Work to complete:
Gather from the material every line that contains the string "find".
====== Material
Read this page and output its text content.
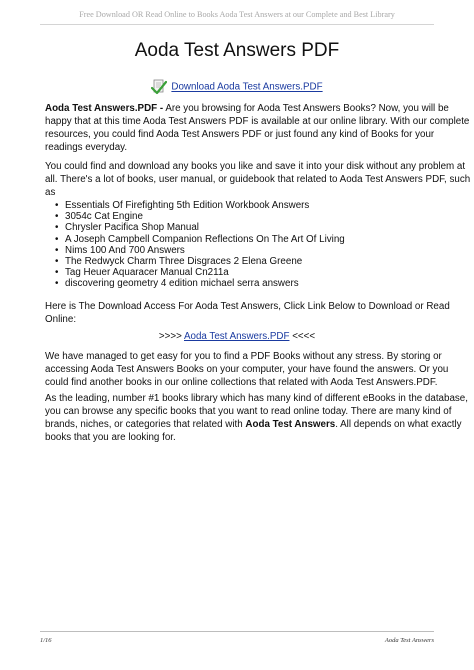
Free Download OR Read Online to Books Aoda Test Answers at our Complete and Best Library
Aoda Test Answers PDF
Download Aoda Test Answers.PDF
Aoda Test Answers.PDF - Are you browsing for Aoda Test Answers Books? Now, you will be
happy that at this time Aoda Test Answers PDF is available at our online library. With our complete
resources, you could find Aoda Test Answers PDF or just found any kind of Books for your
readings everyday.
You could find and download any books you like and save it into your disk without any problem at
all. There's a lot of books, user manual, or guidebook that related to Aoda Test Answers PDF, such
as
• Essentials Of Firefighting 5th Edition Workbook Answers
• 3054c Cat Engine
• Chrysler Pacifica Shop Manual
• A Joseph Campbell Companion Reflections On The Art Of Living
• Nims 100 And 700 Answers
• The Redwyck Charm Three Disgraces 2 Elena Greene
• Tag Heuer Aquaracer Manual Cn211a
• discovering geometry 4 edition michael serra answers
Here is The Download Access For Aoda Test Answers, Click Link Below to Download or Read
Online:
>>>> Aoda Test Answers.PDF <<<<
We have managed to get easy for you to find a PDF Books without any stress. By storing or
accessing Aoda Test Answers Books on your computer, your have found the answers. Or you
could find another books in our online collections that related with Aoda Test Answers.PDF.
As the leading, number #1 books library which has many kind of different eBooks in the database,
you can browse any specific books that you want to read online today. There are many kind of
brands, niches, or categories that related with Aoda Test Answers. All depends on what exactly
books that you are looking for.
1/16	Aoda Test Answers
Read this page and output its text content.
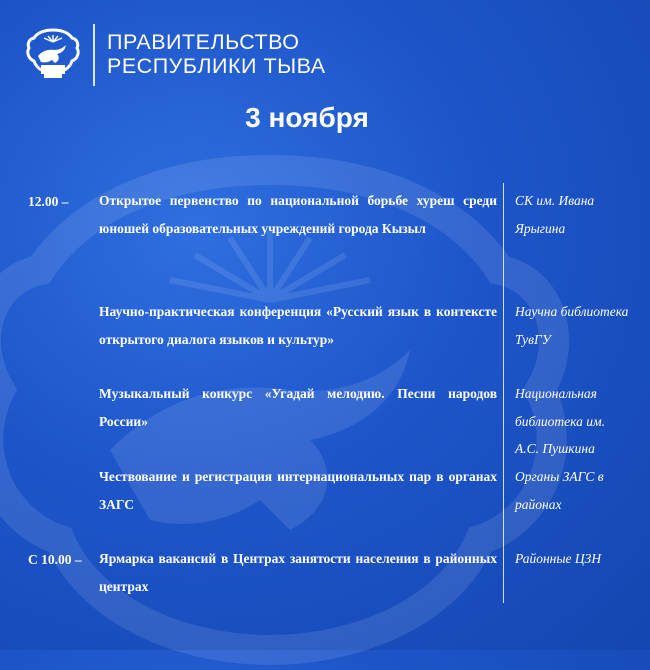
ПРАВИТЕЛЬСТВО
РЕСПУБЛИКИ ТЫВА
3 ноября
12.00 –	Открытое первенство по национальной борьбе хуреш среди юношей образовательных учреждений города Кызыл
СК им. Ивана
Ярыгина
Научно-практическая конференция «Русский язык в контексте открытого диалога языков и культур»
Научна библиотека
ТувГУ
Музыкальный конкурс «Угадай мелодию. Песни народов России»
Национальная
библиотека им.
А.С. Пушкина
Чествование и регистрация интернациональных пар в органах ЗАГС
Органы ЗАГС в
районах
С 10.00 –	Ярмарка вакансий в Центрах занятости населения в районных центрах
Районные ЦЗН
============
Response:
resources, you could find Aoda Test Answers PDF or just found any kind of Books for your
You could find and download any books you like and save it into your disk without any problem at
We have managed to get easy for you to find a PDF Books without any stress. By storing or
could find another books in our online collections that related with Aoda Test Answers.PDF.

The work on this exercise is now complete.